--- Given entries ---

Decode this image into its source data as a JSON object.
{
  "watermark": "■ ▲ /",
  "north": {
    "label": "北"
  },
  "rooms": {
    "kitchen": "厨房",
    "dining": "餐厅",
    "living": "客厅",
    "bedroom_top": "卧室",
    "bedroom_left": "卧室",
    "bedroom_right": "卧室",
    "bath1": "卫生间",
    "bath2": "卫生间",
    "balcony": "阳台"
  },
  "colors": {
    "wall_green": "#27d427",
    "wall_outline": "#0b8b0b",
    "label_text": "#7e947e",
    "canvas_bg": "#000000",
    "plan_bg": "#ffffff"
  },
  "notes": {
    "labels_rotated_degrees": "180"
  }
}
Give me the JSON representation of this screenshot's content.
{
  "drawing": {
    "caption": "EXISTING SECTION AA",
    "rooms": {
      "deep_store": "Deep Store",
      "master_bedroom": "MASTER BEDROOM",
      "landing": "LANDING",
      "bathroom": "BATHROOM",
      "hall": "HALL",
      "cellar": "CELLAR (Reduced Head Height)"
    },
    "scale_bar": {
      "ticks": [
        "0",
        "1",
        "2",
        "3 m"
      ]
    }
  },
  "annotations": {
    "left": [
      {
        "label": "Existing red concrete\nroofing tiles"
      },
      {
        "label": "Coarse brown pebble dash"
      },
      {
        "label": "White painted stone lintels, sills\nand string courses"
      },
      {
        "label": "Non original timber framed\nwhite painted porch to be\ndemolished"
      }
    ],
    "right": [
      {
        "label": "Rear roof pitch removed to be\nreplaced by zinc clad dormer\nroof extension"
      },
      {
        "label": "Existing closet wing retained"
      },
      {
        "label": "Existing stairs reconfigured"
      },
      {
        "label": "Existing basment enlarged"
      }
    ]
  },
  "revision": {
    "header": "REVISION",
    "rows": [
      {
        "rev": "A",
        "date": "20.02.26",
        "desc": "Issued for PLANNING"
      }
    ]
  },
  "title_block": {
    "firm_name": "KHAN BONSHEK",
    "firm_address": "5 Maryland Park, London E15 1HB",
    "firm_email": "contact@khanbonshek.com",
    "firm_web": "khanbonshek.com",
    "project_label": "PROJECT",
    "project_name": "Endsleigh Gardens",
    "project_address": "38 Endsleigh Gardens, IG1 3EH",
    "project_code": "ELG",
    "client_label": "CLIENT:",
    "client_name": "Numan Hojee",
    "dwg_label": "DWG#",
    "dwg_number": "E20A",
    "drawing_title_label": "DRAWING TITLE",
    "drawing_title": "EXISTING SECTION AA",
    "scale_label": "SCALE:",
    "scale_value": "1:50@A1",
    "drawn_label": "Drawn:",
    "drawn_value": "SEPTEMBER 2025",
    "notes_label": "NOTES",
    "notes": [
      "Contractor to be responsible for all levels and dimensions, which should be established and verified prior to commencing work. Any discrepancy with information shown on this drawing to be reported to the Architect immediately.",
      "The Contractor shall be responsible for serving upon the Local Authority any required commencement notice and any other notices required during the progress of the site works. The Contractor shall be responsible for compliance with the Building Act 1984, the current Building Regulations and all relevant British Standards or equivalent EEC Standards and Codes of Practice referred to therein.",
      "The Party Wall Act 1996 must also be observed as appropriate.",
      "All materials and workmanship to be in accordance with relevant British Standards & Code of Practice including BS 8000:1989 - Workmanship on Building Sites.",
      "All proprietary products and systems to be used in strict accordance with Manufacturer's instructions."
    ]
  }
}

---

*Exercise description:*
Print all of the entries exactly as they are written.

*Result of this task:*
Decode this image into its source data as a JSON object.
{
  "watermark": "■ ▲ /",
  "north": {
    "label": "北"
  },
  "rooms": {
    "kitchen": "厨房",
    "dining": "餐厅",
    "living": "客厅",
    "bedroom_top": "卧室",
    "bedroom_left": "卧室",
    "bedroom_right": "卧室",
    "bath1": "卫生间",
    "bath2": "卫生间",
    "balcony": "阳台"
  },
  "colors": {
    "wall_green": "#27d427",
    "wall_outline": "#0b8b0b",
    "label_text": "#7e947e",
    "canvas_bg": "#000000",
    "plan_bg": "#ffffff"
  },
  "notes": {
    "labels_rotated_degrees": "180"
  }
}
Give me the JSON representation of this screenshot's content.
{
  "drawing": {
    "caption": "EXISTING SECTION AA",
    "rooms": {
      "deep_store": "Deep Store",
      "master_bedroom": "MASTER BEDROOM",
      "landing": "LANDING",
      "bathroom": "BATHROOM",
      "hall": "HALL",
      "cellar": "CELLAR (Reduced Head Height)"
    },
    "scale_bar": {
      "ticks": [
        "0",
        "1",
        "2",
        "3 m"
      ]
    }
  },
  "annotations": {
    "left": [
      {
        "label": "Existing red concrete\nroofing tiles"
      },
      {
        "label": "Coarse brown pebble dash"
      },
      {
        "label": "White painted stone lintels, sills\nand string courses"
      },
      {
        "label": "Non original timber framed\nwhite painted porch to be\ndemolished"
      }
    ],
    "right": [
      {
        "label": "Rear roof pitch removed to be\nreplaced by zinc clad dormer\nroof extension"
      },
      {
        "label": "Existing closet wing retained"
      },
      {
        "label": "Existing stairs reconfigured"
      },
      {
        "label": "Existing basment enlarged"
      }
    ]
  },
  "revision": {
    "header": "REVISION",
    "rows": [
      {
        "rev": "A",
        "date": "20.02.26",
        "desc": "Issued for PLANNING"
      }
    ]
  },
  "title_block": {
    "firm_name": "KHAN BONSHEK",
    "firm_address": "5 Maryland Park, London E15 1HB",
    "firm_email": "contact@khanbonshek.com",
    "firm_web": "khanbonshek.com",
    "project_label": "PROJECT",
    "project_name": "Endsleigh Gardens",
    "project_address": "38 Endsleigh Gardens, IG1 3EH",
    "project_code": "ELG",
    "client_label": "CLIENT:",
    "client_name": "Numan Hojee",
    "dwg_label": "DWG#",
    "dwg_number": "E20A",
    "drawing_title_label": "DRAWING TITLE",
    "drawing_title": "EXISTING SECTION AA",
    "scale_label": "SCALE:",
    "scale_value": "1:50@A1",
    "drawn_label": "Drawn:",
    "drawn_value": "SEPTEMBER 2025",
    "notes_label": "NOTES",
    "notes": [
      "Contractor to be responsible for all levels and dimensions, which should be established and verified prior to commencing work. Any discrepancy with information shown on this drawing to be reported to the Architect immediately.",
      "The Contractor shall be responsible for serving upon the Local Authority any required commencement notice and any other notices required during the progress of the site works. The Contractor shall be responsible for compliance with the Building Act 1984, the current Building Regulations and all relevant British Standards or equivalent EEC Standards and Codes of Practice referred to therein.",
      "The Party Wall Act 1996 must also be observed as appropriate.",
      "All materials and workmanship to be in accordance with relevant British Standards & Code of Practice including BS 8000:1989 - Workmanship on Building Sites.",
      "All proprietary products and systems to be used in strict accordance with Manufacturer's instructions."
    ]
  }
}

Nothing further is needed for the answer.